**What the task requires**
Give the listing again character for character, but drop the images.

**Supplied records**
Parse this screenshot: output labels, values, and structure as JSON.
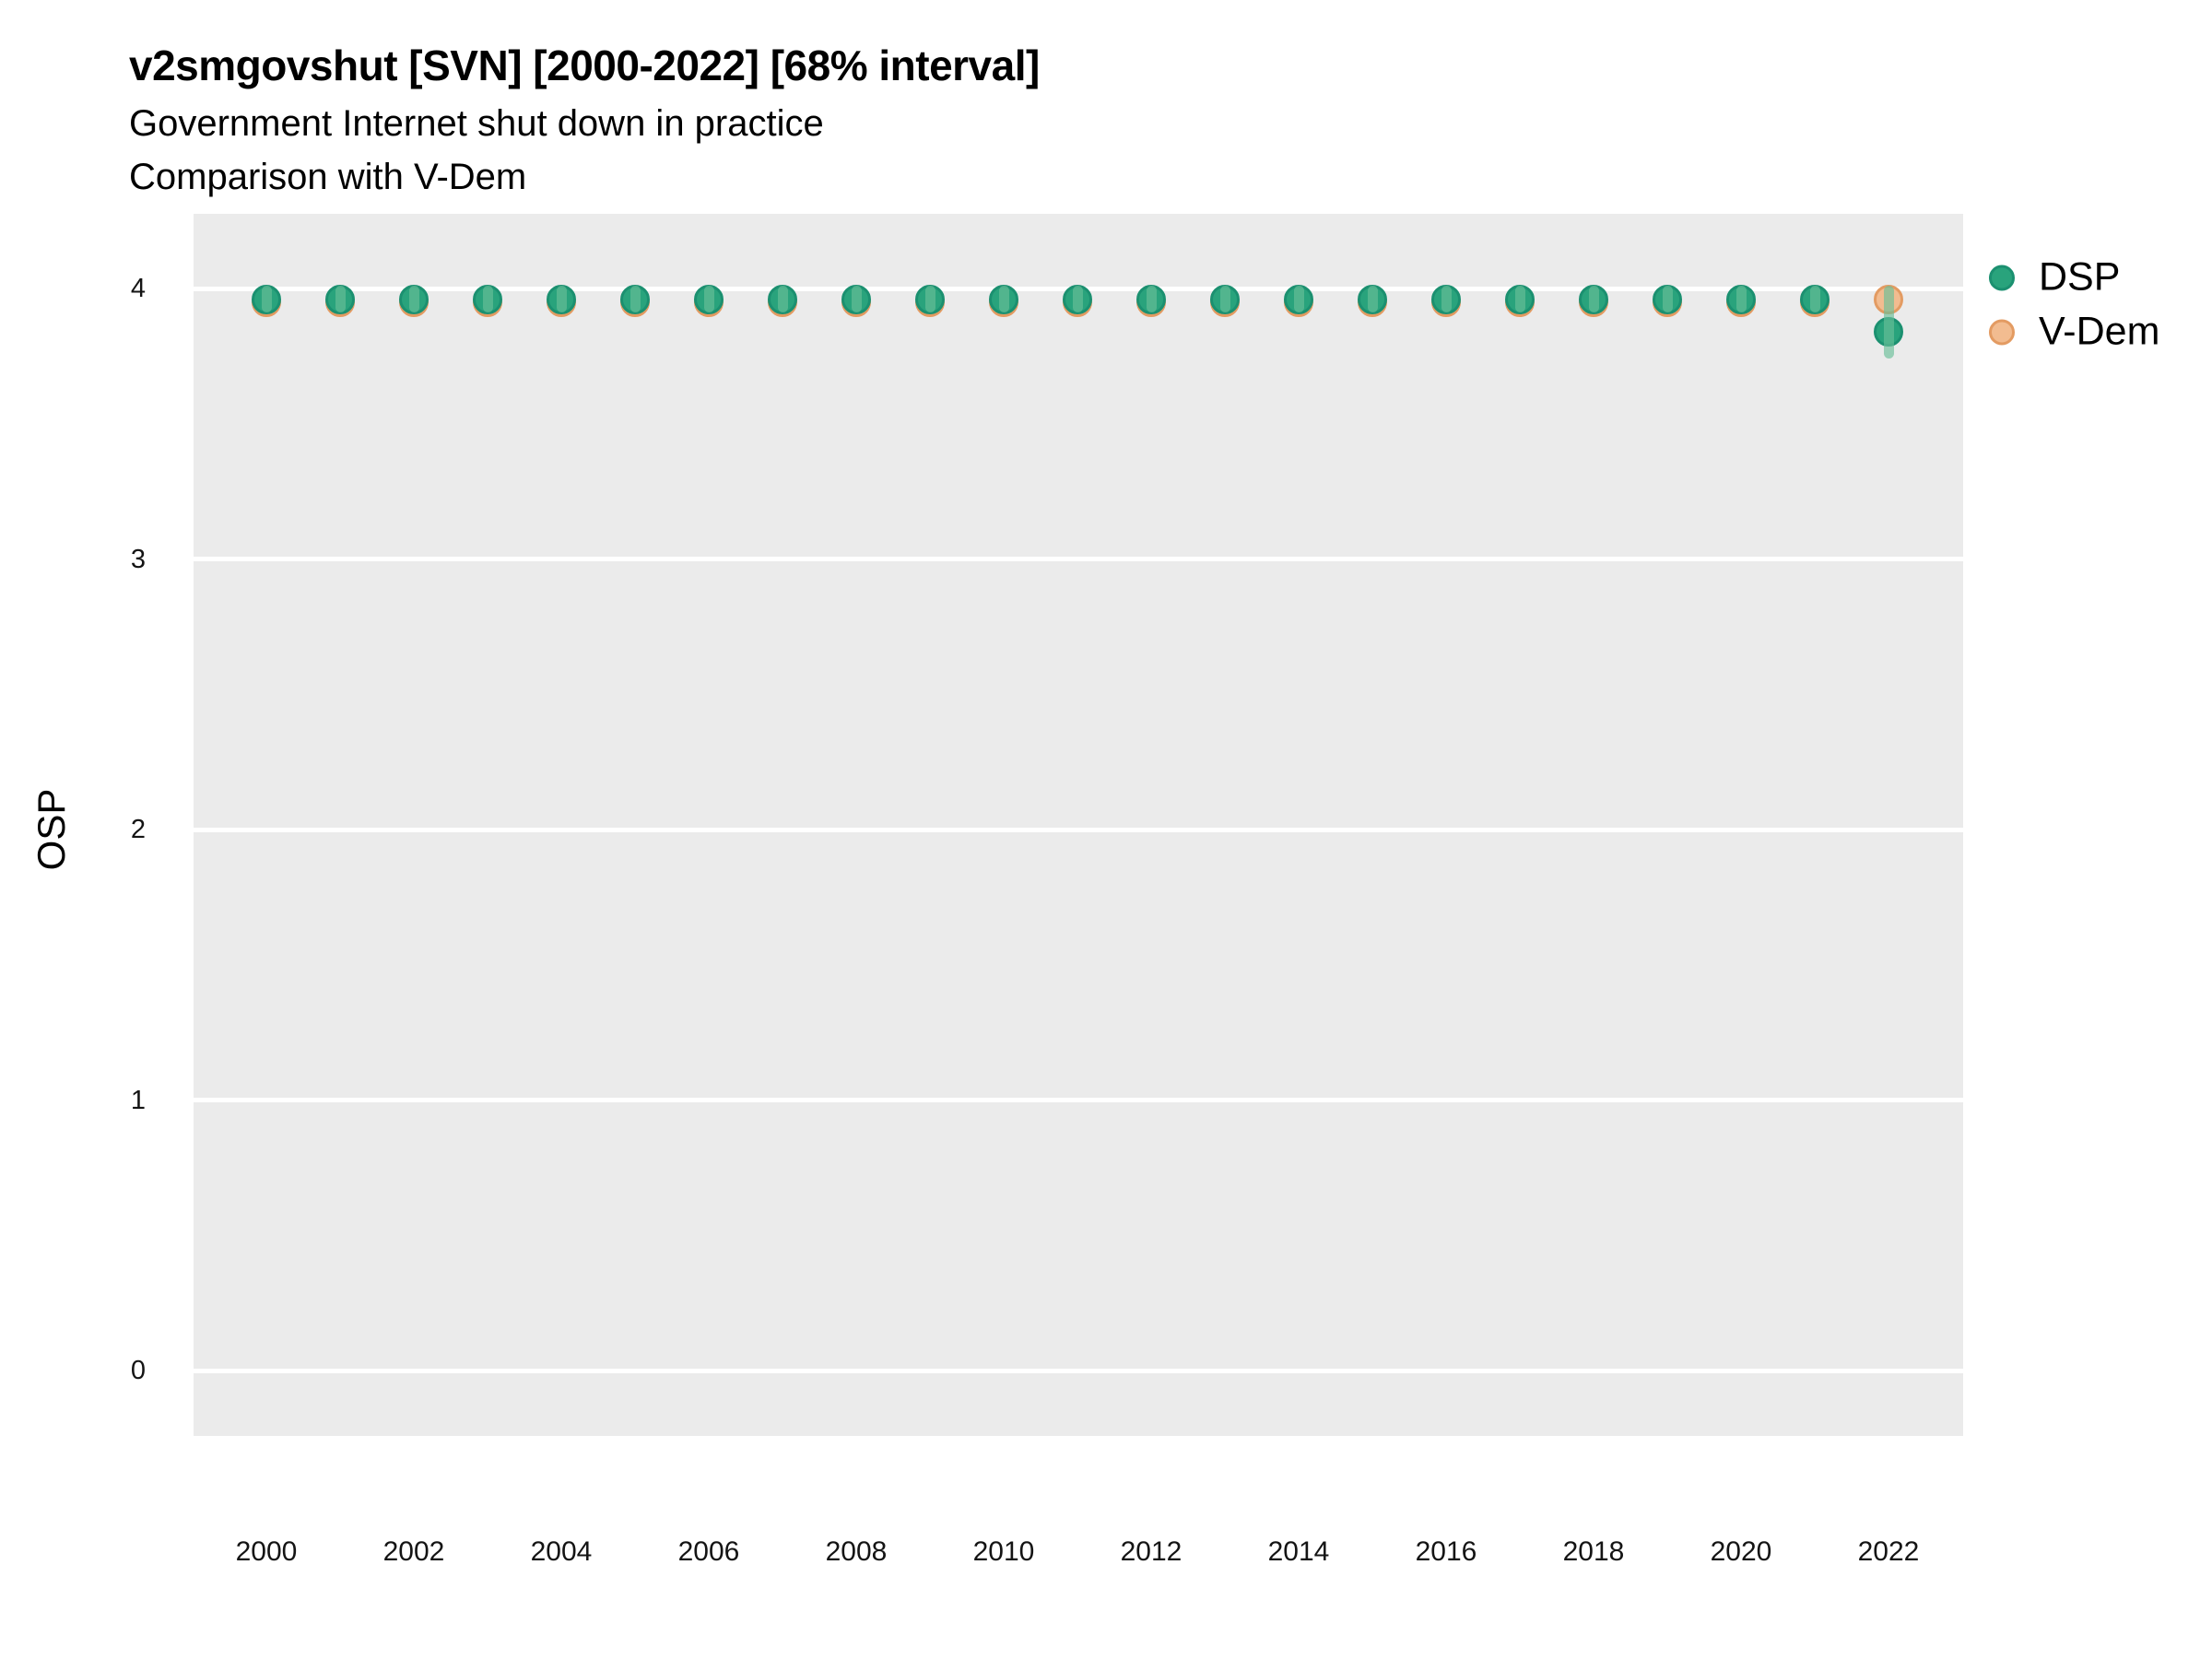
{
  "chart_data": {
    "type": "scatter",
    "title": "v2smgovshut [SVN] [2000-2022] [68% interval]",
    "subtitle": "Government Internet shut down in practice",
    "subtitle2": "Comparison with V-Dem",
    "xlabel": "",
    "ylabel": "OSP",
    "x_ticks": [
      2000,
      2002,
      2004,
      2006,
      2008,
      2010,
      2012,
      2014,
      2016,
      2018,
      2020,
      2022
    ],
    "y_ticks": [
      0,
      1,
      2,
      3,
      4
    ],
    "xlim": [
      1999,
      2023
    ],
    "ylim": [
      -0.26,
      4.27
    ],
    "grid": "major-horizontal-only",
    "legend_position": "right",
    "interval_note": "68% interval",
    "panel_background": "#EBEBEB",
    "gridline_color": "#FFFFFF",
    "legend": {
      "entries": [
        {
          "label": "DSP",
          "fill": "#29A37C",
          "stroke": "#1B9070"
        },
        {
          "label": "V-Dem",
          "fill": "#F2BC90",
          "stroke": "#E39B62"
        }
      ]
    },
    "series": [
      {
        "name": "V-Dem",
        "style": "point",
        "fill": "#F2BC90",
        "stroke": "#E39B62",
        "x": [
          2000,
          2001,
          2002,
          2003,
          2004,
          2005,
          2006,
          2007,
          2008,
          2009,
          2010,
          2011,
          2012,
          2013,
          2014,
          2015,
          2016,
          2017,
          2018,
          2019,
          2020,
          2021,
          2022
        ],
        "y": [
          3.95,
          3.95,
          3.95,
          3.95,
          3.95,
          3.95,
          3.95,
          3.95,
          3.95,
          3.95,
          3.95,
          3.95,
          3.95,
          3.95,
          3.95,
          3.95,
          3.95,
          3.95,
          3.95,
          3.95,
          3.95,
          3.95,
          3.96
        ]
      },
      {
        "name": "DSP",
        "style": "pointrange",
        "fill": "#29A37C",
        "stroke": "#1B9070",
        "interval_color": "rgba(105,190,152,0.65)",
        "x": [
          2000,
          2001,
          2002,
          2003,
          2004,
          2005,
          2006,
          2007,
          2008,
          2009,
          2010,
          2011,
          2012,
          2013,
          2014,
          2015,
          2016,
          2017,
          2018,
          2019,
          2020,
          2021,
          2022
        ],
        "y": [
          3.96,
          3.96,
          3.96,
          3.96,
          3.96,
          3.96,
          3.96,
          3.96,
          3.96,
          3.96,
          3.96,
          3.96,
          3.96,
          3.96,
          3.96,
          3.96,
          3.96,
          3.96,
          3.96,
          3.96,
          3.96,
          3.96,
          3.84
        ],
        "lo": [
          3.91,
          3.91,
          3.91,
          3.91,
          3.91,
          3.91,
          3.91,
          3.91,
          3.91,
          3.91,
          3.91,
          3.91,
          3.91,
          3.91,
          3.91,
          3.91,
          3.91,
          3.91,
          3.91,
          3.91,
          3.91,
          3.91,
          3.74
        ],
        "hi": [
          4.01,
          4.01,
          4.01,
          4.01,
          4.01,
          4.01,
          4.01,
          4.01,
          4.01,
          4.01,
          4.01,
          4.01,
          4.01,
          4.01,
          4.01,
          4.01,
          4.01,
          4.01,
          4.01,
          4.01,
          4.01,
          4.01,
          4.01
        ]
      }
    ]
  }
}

**Complete response**
Parse this screenshot: output labels, values, and structure as JSON.
{
  "chart_data": {
    "type": "scatter",
    "title": "v2smgovshut [SVN] [2000-2022] [68% interval]",
    "subtitle": "Government Internet shut down in practice",
    "subtitle2": "Comparison with V-Dem",
    "xlabel": "",
    "ylabel": "OSP",
    "x_ticks": [
      2000,
      2002,
      2004,
      2006,
      2008,
      2010,
      2012,
      2014,
      2016,
      2018,
      2020,
      2022
    ],
    "y_ticks": [
      0,
      1,
      2,
      3,
      4
    ],
    "xlim": [
      1999,
      2023
    ],
    "ylim": [
      -0.26,
      4.27
    ],
    "grid": "major-horizontal-only",
    "legend_position": "right",
    "interval_note": "68% interval",
    "panel_background": "#EBEBEB",
    "gridline_color": "#FFFFFF",
    "legend": {
      "entries": [
        {
          "label": "DSP",
          "fill": "#29A37C",
          "stroke": "#1B9070"
        },
        {
          "label": "V-Dem",
          "fill": "#F2BC90",
          "stroke": "#E39B62"
        }
      ]
    },
    "series": [
      {
        "name": "V-Dem",
        "style": "point",
        "fill": "#F2BC90",
        "stroke": "#E39B62",
        "x": [
          2000,
          2001,
          2002,
          2003,
          2004,
          2005,
          2006,
          2007,
          2008,
          2009,
          2010,
          2011,
          2012,
          2013,
          2014,
          2015,
          2016,
          2017,
          2018,
          2019,
          2020,
          2021,
          2022
        ],
        "y": [
          3.95,
          3.95,
          3.95,
          3.95,
          3.95,
          3.95,
          3.95,
          3.95,
          3.95,
          3.95,
          3.95,
          3.95,
          3.95,
          3.95,
          3.95,
          3.95,
          3.95,
          3.95,
          3.95,
          3.95,
          3.95,
          3.95,
          3.96
        ]
      },
      {
        "name": "DSP",
        "style": "pointrange",
        "fill": "#29A37C",
        "stroke": "#1B9070",
        "interval_color": "rgba(105,190,152,0.65)",
        "x": [
          2000,
          2001,
          2002,
          2003,
          2004,
          2005,
          2006,
          2007,
          2008,
          2009,
          2010,
          2011,
          2012,
          2013,
          2014,
          2015,
          2016,
          2017,
          2018,
          2019,
          2020,
          2021,
          2022
        ],
        "y": [
          3.96,
          3.96,
          3.96,
          3.96,
          3.96,
          3.96,
          3.96,
          3.96,
          3.96,
          3.96,
          3.96,
          3.96,
          3.96,
          3.96,
          3.96,
          3.96,
          3.96,
          3.96,
          3.96,
          3.96,
          3.96,
          3.96,
          3.84
        ],
        "lo": [
          3.91,
          3.91,
          3.91,
          3.91,
          3.91,
          3.91,
          3.91,
          3.91,
          3.91,
          3.91,
          3.91,
          3.91,
          3.91,
          3.91,
          3.91,
          3.91,
          3.91,
          3.91,
          3.91,
          3.91,
          3.91,
          3.91,
          3.74
        ],
        "hi": [
          4.01,
          4.01,
          4.01,
          4.01,
          4.01,
          4.01,
          4.01,
          4.01,
          4.01,
          4.01,
          4.01,
          4.01,
          4.01,
          4.01,
          4.01,
          4.01,
          4.01,
          4.01,
          4.01,
          4.01,
          4.01,
          4.01,
          4.01
        ]
      }
    ]
  }
}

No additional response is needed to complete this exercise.